Exercise directions:
Locate the lines where "accouchement" occurs and copy them as they stand.

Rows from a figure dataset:
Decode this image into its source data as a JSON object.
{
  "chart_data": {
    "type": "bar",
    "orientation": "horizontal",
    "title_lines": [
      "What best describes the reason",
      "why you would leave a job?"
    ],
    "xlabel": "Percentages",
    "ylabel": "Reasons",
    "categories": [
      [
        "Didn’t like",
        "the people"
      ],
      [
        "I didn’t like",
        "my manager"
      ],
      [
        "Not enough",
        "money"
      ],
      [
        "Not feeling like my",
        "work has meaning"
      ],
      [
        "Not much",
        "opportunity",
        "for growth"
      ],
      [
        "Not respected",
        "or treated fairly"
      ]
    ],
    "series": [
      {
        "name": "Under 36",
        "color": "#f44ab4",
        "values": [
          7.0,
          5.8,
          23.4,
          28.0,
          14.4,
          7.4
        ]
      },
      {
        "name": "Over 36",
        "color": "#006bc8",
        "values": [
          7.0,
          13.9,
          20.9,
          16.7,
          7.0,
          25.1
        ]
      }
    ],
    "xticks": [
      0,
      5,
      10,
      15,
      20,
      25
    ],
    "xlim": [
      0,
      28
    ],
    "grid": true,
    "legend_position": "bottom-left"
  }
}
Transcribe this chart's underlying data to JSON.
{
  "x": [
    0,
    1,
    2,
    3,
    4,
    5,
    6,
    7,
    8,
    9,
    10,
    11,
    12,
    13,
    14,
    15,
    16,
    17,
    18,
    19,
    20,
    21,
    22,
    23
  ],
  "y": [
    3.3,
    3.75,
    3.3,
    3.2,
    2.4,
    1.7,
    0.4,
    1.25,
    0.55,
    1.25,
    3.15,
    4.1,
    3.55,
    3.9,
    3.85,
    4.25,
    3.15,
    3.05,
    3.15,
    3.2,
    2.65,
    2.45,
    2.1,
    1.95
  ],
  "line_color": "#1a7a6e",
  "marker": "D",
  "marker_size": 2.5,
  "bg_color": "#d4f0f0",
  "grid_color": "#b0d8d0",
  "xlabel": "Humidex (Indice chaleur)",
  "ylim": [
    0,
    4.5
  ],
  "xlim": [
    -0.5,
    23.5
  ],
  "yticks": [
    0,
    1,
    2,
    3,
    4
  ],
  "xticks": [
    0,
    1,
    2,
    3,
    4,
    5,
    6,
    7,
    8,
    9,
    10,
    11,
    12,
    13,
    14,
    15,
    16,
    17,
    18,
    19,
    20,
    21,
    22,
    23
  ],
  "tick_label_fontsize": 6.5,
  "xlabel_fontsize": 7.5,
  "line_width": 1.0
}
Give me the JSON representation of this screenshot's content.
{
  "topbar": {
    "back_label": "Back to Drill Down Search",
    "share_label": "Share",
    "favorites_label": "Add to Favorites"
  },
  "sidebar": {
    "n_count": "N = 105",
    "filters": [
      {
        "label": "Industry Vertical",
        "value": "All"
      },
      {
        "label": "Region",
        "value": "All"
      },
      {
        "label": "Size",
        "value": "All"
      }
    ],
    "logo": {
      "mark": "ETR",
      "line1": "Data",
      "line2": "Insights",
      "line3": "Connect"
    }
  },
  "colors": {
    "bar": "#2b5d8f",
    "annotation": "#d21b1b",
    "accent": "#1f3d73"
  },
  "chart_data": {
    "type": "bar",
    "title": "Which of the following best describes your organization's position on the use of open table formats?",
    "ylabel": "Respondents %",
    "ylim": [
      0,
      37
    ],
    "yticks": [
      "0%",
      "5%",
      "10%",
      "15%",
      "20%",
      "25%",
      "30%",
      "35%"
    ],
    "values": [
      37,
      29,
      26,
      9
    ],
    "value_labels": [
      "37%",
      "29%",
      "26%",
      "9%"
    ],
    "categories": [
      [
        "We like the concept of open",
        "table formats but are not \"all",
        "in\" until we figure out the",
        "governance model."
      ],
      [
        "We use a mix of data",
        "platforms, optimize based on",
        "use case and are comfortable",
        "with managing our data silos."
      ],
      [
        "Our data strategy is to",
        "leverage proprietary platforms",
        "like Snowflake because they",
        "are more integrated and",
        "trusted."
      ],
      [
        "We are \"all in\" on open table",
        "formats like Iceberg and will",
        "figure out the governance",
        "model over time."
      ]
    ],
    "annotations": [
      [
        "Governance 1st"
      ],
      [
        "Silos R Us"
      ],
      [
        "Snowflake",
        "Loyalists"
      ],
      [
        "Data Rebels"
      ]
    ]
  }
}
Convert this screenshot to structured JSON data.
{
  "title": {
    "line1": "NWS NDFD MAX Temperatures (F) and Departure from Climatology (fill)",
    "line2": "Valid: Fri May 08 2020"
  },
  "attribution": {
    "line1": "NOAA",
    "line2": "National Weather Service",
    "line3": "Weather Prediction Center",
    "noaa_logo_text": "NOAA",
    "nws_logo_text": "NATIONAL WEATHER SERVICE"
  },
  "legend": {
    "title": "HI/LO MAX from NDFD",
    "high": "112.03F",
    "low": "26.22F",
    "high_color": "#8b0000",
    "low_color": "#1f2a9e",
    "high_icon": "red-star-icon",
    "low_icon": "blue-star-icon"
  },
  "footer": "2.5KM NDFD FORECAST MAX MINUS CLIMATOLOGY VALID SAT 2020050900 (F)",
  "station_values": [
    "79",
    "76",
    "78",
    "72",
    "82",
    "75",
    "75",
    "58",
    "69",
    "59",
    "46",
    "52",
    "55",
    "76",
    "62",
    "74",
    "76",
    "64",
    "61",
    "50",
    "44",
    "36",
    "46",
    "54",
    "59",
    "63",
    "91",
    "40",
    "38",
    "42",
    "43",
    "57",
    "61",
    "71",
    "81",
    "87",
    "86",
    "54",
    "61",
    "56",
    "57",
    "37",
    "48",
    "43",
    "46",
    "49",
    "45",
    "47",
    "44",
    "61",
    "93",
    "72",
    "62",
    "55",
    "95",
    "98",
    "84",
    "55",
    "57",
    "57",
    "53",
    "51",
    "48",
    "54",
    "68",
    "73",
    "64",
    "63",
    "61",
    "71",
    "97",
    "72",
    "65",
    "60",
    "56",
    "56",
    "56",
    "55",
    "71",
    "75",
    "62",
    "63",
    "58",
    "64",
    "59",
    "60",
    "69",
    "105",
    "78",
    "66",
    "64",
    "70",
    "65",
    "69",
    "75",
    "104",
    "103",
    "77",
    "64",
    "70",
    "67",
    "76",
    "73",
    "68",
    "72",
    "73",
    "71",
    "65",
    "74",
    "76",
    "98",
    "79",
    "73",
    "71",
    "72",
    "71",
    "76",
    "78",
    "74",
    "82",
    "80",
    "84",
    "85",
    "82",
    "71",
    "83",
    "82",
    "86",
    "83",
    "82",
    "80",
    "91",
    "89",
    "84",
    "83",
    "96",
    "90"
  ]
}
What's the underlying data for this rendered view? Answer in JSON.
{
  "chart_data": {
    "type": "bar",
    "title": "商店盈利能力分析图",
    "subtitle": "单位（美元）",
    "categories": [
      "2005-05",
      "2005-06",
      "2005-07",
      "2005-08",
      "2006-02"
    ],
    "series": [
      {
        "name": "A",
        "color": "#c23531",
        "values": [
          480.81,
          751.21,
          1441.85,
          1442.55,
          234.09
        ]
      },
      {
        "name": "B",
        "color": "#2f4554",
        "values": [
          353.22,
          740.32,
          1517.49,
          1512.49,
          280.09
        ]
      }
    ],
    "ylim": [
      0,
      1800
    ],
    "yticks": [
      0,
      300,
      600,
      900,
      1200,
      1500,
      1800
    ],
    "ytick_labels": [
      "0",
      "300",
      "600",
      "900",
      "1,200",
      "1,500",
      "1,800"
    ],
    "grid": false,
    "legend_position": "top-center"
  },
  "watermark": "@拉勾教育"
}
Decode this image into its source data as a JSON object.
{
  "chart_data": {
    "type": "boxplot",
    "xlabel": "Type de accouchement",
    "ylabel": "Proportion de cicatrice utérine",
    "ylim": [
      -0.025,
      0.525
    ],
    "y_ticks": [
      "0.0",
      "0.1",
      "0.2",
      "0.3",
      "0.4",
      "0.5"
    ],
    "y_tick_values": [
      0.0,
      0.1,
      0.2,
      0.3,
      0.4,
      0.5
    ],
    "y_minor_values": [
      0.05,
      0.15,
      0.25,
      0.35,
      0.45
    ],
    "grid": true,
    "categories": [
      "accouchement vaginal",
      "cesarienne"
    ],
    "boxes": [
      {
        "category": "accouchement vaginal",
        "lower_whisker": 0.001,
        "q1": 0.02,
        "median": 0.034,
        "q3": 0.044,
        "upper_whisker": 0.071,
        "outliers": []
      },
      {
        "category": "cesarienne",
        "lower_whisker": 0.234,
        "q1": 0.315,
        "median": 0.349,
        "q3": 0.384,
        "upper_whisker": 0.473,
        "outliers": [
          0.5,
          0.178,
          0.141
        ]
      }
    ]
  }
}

Exercise output:
    "xlabel": "Type de accouchement",
      "accouchement vaginal",
        "category": "accouchement vaginal",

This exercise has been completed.